## REQUIRED TASK:
Read the listing below and copy out every line that holds "during".

## SUPPLIED MATERIAL:

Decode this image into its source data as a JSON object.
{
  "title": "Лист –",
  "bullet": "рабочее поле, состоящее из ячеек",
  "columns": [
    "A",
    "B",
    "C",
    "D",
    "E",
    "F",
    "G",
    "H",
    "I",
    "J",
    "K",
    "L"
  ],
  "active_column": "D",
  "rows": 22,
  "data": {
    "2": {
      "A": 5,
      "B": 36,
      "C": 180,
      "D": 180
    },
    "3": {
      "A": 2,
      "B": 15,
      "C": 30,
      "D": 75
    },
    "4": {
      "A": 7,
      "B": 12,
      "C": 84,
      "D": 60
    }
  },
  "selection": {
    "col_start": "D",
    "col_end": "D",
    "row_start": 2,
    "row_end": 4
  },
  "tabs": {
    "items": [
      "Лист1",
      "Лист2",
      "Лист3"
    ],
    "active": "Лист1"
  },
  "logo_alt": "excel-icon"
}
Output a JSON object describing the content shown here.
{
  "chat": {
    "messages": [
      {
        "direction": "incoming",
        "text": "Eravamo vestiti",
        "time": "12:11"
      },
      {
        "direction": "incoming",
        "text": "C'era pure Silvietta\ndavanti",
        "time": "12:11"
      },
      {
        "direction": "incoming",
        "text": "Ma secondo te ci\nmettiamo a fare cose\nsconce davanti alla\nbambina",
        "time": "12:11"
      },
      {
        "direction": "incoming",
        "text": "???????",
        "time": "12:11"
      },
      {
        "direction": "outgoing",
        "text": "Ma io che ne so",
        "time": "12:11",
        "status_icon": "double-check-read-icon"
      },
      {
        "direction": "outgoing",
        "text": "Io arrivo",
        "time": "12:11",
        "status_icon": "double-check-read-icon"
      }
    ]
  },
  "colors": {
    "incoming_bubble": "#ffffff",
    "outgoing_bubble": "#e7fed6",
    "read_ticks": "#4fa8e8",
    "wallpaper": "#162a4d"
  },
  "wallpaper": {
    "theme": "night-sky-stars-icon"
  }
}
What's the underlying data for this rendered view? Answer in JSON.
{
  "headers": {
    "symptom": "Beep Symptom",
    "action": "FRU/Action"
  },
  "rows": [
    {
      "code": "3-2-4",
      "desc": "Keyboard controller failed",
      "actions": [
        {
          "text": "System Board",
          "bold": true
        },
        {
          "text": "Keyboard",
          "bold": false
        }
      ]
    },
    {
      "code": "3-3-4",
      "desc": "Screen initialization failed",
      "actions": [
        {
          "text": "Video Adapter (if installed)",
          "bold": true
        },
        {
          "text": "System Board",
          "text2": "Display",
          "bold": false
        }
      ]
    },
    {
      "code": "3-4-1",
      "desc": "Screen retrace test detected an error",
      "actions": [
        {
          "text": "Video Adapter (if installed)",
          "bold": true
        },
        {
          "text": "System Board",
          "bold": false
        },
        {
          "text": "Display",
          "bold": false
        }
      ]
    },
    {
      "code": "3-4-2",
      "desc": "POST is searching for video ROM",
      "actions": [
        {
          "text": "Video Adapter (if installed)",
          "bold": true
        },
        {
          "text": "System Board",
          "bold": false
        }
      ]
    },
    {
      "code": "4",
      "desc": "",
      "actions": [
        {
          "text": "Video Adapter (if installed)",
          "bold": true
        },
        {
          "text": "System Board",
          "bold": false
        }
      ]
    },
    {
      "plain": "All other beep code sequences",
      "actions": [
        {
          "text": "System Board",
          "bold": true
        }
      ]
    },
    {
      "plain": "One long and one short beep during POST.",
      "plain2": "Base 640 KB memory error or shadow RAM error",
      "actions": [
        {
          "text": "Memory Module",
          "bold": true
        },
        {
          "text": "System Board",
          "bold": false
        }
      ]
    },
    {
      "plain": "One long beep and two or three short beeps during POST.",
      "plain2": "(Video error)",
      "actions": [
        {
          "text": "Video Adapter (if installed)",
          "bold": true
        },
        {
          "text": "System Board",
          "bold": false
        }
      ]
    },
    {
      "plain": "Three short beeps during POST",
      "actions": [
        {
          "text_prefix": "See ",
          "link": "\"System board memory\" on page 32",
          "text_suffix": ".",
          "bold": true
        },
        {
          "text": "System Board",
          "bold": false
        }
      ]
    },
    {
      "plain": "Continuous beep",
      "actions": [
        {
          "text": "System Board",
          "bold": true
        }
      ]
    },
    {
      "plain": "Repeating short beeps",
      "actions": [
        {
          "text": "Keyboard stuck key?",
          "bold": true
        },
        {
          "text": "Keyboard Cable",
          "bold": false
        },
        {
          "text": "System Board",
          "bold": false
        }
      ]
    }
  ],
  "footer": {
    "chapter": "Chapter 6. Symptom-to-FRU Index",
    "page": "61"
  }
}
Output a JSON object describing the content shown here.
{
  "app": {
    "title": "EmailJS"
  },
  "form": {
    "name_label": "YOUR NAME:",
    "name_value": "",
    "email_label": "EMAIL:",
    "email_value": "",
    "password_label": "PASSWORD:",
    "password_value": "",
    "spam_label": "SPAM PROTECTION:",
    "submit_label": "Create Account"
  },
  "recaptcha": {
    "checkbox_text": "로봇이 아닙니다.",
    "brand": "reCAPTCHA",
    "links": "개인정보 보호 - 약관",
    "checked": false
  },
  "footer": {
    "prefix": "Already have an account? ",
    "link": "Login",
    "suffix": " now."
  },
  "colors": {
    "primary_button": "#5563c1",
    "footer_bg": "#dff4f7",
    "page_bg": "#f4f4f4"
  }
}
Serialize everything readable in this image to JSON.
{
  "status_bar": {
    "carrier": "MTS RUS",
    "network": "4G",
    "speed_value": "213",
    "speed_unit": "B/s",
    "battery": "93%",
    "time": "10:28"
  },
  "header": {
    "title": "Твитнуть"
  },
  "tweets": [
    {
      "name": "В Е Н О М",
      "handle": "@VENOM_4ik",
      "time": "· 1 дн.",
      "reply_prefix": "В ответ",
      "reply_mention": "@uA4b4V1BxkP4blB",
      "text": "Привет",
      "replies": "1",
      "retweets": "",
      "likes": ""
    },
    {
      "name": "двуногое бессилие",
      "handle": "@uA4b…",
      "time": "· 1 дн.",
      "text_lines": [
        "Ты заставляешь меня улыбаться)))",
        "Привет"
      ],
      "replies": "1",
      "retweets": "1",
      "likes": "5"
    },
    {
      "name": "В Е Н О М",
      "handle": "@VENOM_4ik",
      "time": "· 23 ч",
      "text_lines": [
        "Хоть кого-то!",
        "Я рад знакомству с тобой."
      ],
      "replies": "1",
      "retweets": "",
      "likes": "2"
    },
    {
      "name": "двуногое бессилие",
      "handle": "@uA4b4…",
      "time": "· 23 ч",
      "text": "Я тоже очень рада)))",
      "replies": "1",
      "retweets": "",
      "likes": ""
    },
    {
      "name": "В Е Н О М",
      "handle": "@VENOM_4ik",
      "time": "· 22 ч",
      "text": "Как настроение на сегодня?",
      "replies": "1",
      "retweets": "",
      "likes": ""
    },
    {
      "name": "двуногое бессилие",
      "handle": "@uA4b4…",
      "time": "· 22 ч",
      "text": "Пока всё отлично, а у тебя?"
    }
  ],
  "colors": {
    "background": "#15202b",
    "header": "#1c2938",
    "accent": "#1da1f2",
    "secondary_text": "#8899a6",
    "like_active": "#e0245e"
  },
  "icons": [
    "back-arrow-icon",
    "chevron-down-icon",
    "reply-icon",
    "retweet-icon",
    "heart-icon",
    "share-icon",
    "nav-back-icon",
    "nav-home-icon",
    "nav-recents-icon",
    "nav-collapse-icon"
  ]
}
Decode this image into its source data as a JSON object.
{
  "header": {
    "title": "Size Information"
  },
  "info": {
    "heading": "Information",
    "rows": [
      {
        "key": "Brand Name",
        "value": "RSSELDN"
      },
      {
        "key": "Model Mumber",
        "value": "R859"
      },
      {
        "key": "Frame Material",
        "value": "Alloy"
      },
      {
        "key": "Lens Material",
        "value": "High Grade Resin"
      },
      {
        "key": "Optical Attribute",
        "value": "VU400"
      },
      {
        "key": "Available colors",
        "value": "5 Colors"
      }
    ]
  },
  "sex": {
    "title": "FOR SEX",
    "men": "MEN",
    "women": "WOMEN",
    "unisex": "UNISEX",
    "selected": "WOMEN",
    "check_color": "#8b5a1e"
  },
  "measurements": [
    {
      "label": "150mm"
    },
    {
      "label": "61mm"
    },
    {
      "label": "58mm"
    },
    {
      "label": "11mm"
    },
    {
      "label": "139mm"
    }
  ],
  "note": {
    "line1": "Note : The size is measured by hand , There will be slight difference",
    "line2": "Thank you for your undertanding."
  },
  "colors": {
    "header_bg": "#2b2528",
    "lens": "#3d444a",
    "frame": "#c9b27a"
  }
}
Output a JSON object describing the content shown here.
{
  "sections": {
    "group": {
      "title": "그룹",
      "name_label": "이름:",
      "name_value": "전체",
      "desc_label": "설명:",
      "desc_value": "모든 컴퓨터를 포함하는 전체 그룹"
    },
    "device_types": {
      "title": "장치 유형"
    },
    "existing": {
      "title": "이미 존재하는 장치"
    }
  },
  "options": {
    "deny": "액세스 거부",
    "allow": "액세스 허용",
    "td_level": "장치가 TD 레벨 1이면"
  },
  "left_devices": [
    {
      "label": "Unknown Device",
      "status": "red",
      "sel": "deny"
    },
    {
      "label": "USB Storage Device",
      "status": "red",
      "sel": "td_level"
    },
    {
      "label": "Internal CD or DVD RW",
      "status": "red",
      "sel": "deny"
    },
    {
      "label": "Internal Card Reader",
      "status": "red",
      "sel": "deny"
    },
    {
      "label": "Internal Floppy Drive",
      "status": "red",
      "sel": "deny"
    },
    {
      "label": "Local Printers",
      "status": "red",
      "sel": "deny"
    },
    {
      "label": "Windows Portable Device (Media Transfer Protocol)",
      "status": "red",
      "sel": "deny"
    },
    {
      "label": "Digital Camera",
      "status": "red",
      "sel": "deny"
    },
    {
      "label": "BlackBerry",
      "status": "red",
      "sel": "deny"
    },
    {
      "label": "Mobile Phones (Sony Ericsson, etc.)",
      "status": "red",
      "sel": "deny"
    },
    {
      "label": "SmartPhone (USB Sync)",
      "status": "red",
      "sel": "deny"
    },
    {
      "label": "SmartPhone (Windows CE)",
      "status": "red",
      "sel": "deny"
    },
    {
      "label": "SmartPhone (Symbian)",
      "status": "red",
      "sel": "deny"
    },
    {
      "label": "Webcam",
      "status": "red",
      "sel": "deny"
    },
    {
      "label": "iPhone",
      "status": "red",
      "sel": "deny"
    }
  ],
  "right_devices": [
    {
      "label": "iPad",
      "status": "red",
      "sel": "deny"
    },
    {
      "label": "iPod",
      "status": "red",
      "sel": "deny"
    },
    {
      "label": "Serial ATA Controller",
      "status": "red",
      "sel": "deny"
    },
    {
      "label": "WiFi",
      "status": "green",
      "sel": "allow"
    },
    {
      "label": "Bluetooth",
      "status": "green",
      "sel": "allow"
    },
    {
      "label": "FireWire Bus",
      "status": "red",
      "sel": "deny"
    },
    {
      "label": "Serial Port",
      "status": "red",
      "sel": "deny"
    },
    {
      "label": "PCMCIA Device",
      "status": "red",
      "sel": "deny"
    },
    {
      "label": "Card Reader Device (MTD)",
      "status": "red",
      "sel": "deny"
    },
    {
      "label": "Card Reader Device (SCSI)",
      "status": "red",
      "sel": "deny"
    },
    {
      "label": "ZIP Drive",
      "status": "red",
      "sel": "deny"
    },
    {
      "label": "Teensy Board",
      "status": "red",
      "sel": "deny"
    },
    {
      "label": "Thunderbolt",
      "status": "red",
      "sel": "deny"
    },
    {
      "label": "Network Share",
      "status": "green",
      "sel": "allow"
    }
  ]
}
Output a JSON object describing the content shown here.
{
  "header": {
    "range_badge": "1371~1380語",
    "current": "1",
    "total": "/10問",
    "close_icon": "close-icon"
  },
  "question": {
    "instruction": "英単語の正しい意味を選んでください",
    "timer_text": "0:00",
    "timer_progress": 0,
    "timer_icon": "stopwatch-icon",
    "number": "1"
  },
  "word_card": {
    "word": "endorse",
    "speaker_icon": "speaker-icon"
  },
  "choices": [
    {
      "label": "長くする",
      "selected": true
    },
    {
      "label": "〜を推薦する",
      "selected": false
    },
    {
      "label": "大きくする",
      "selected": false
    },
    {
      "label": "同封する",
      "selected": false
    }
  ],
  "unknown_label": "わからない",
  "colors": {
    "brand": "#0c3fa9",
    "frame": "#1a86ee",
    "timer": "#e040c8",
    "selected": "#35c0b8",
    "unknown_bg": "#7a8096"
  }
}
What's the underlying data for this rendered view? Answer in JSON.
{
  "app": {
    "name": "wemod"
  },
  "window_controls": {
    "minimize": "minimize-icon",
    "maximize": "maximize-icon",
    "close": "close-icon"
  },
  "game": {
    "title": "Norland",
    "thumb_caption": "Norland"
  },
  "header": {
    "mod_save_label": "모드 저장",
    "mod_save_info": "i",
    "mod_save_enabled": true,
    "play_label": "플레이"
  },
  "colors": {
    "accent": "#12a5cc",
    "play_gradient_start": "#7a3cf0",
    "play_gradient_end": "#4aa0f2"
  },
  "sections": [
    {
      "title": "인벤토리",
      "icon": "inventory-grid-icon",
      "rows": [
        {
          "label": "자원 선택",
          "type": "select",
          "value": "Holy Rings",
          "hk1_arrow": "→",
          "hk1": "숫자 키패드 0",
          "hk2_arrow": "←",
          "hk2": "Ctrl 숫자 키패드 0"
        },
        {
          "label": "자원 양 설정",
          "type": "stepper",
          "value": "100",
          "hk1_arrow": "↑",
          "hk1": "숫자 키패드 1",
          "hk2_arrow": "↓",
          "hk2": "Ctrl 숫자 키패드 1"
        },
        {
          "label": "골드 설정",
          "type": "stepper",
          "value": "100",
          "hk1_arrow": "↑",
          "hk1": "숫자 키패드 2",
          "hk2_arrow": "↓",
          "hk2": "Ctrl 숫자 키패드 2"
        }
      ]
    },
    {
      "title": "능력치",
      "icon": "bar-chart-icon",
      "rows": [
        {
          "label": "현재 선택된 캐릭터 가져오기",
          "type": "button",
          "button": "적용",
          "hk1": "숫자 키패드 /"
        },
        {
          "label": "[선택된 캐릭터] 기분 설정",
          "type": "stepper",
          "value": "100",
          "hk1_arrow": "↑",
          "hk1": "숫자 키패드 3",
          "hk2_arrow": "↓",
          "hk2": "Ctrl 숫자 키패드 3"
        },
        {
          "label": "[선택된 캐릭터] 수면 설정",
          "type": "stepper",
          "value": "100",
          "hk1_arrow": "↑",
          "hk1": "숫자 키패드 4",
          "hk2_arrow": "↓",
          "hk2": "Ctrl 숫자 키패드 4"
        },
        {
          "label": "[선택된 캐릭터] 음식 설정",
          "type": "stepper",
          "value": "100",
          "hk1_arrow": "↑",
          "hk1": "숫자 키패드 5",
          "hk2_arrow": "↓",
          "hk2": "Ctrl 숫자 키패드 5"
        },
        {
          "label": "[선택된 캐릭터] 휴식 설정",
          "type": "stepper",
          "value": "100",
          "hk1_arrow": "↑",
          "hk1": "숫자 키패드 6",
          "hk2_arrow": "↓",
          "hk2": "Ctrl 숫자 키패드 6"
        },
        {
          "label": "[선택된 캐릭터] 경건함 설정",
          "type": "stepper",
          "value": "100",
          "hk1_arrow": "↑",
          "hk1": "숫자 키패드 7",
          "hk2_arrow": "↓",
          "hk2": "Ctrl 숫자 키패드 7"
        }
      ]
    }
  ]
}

## TASK RESULT:
      "plain": "One long and one short beep during POST.",
      "plain": "One long beep and two or three short beeps during POST.",
      "plain": "Three short beeps during POST",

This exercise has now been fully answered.